** TASK DIRECTIONS **
Reproduce the records that follow in full, excluding any picture they contain.

** DATA EXCERPTS **
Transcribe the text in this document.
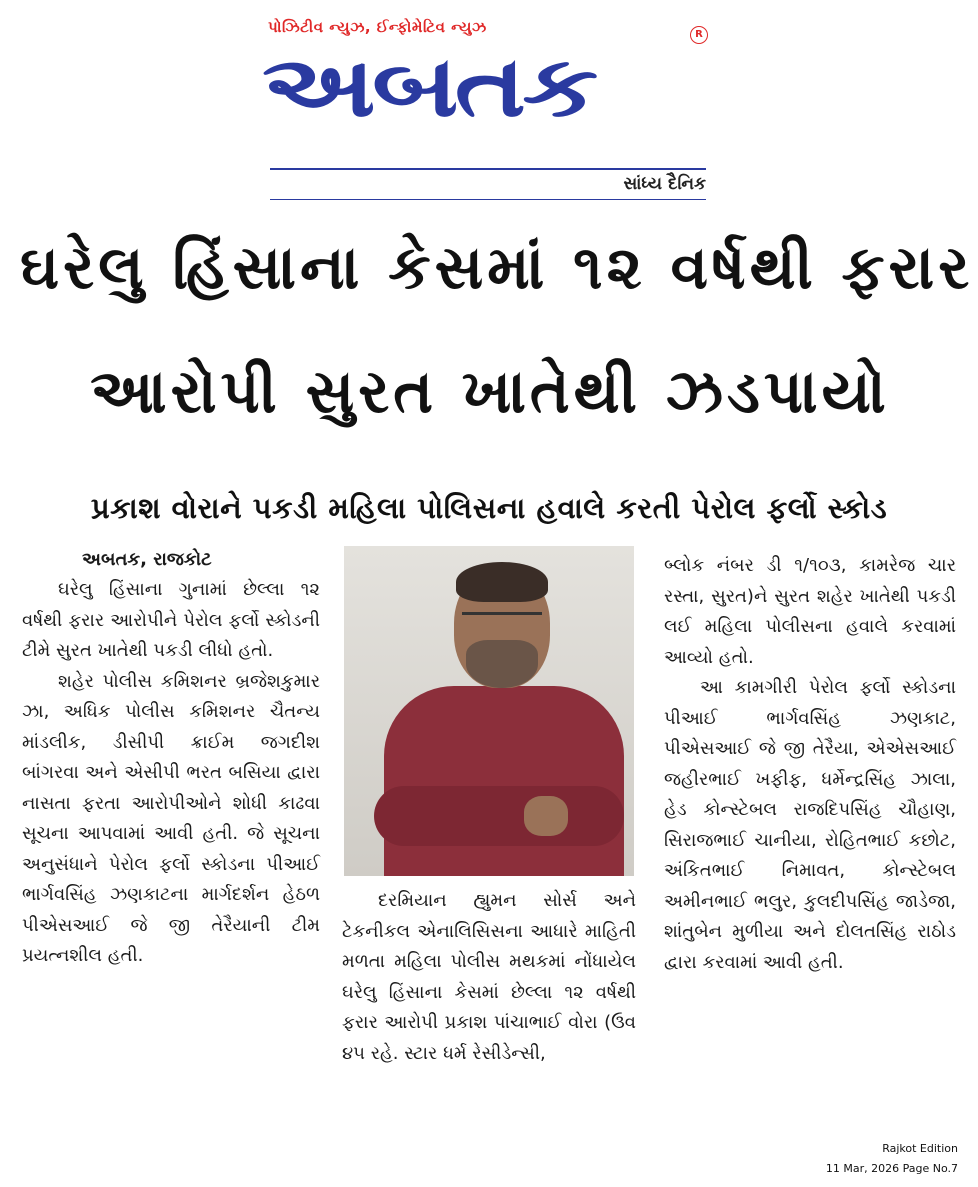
પોઝિટીવ ન્યુઝ, ઈન્ફોમેટિવ ન્યુઝ
અબતક
R
સાંધ્ય દૈનિક
ઘરેલુ હિંસાના કેસમાં ૧૨ વર્ષથી ફરાર
આરોપી સુરત ખાતેથી ઝડપાયો
પ્રકાશ વોરાને પકડી મહિલા પોલિસના હવાલે કરતી પેરોલ ફર્લો સ્કોડ
અબતક, રાજકોટ

ઘરેલુ હિંસાના ગુનામાં છેલ્લા ૧૨ વર્ષથી ફરાર આરોપીને પેરોલ ફર્લો સ્કોડની ટીમે સુરત ખાતેથી પકડી લીધો હતો.

શહેર પોલીસ કમિશનર બ્રજેશકુમાર ઝા, અધિક પોલીસ કમિશનર ચૈતન્ય માંડલીક, ડીસીપી ક્રાઈમ જગદીશ બાંગરવા અને એસીપી ભરત બસિયા દ્વારા નાસતા ફરતા આરોપીઓને શોધી કાઢવા સૂચના આપવામાં આવી હતી. જે સૂચના અનુસંધાને પેરોલ ફર્લો સ્કોડના પીઆઈ ભાર્ગવસિંહ ઝણકાટના માર્ગદર્શન હેઠળ પીએસઆઈ જે જી તેરૈયાની ટીમ પ્રયત્નશીલ હતી.

દરમિયાન હ્યુમન સોર્સ અને ટેકનીકલ એનાલિસિસના આધારે માહિતી મળતા મહિલા પોલીસ મથકમાં નોંધાયેલ ઘરેલુ હિંસાના કેસમાં છેલ્લા ૧૨ વર્ષથી ફરાર આરોપી પ્રકાશ પાંચાભાઈ વોરા (ઉવ ૪૫ રહે. સ્ટાર ધર્મ રેસીડેન્સી,

બ્લોક નંબર ડી ૧/૧૦૩, કામરેજ ચાર રસ્તા, સુરત)ને સુરત શહેર ખાતેથી પકડી લઈ મહિલા પોલીસના હવાલે કરવામાં આવ્યો હતો.

આ કામગીરી પેરોલ ફર્લો સ્કોડના પીઆઈ ભાર્ગવસિંહ ઝણકાટ, પીએસઆઈ જે જી તેરૈયા, એએસઆઈ જહીરભાઈ ખફીફ, ધર્મેન્દ્રસિંહ ઝાલા, હેડ કોન્સ્ટેબલ રાજદિપસિંહ ચૌહાણ, સિરાજભાઈ ચાનીયા, રોહિતભાઈ કછોટ, અંકિતભાઈ નિમાવત, કોન્સ્ટેબલ અમીનભાઈ ભલુર, કુલદીપસિંહ જાડેજા, શાંતુબેન મુળીયા અને દોલતસિંહ રાઠોડ દ્વારા કરવામાં આવી હતી.

Rajkot Edition
11 Mar, 2026 Page No.7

** REPLY **
Transcribe the text in this document.
પોઝિટીવ ન્યુઝ, ઈન્ફોમેટિવ ન્યુઝ
અબતક
R
સાંધ્ય દૈનિક
ઘરેલુ હિંસાના કેસમાં ૧૨ વર્ષથી ફરાર
આરોપી સુરત ખાતેથી ઝડપાયો
પ્રકાશ વોરાને પકડી મહિલા પોલિસના હવાલે કરતી પેરોલ ફર્લો સ્કોડ
અબતક, રાજકોટ

ઘરેલુ હિંસાના ગુનામાં છેલ્લા ૧૨ વર્ષથી ફરાર આરોપીને પેરોલ ફર્લો સ્કોડની ટીમે સુરત ખાતેથી પકડી લીધો હતો.

શહેર પોલીસ કમિશનર બ્રજેશકુમાર ઝા, અધિક પોલીસ કમિશનર ચૈતન્ય માંડલીક, ડીસીપી ક્રાઈમ જગદીશ બાંગરવા અને એસીપી ભરત બસિયા દ્વારા નાસતા ફરતા આરોપીઓને શોધી કાઢવા સૂચના આપવામાં આવી હતી. જે સૂચના અનુસંધાને પેરોલ ફર્લો સ્કોડના પીઆઈ ભાર્ગવસિંહ ઝણકાટના માર્ગદર્શન હેઠળ પીએસઆઈ જે જી તેરૈયાની ટીમ પ્રયત્નશીલ હતી.

દરમિયાન હ્યુમન સોર્સ અને ટેકનીકલ એનાલિસિસના આધારે માહિતી મળતા મહિલા પોલીસ મથકમાં નોંધાયેલ ઘરેલુ હિંસાના કેસમાં છેલ્લા ૧૨ વર્ષથી ફરાર આરોપી પ્રકાશ પાંચાભાઈ વોરા (ઉવ ૪૫ રહે. સ્ટાર ધર્મ રેસીડેન્સી,

બ્લોક નંબર ડી ૧/૧૦૩, કામરેજ ચાર રસ્તા, સુરત)ને સુરત શહેર ખાતેથી પકડી લઈ મહિલા પોલીસના હવાલે કરવામાં આવ્યો હતો.

આ કામગીરી પેરોલ ફર્લો સ્કોડના પીઆઈ ભાર્ગવસિંહ ઝણકાટ, પીએસઆઈ જે જી તેરૈયા, એએસઆઈ જહીરભાઈ ખફીફ, ધર્મેન્દ્રસિંહ ઝાલા, હેડ કોન્સ્ટેબલ રાજદિપસિંહ ચૌહાણ, સિરાજભાઈ ચાનીયા, રોહિતભાઈ કછોટ, અંકિતભાઈ નિમાવત, કોન્સ્ટેબલ અમીનભાઈ ભલુર, કુલદીપસિંહ જાડેજા, શાંતુબેન મુળીયા અને દોલતસિંહ રાઠોડ દ્વારા કરવામાં આવી હતી.

Rajkot Edition
11 Mar, 2026 Page No.7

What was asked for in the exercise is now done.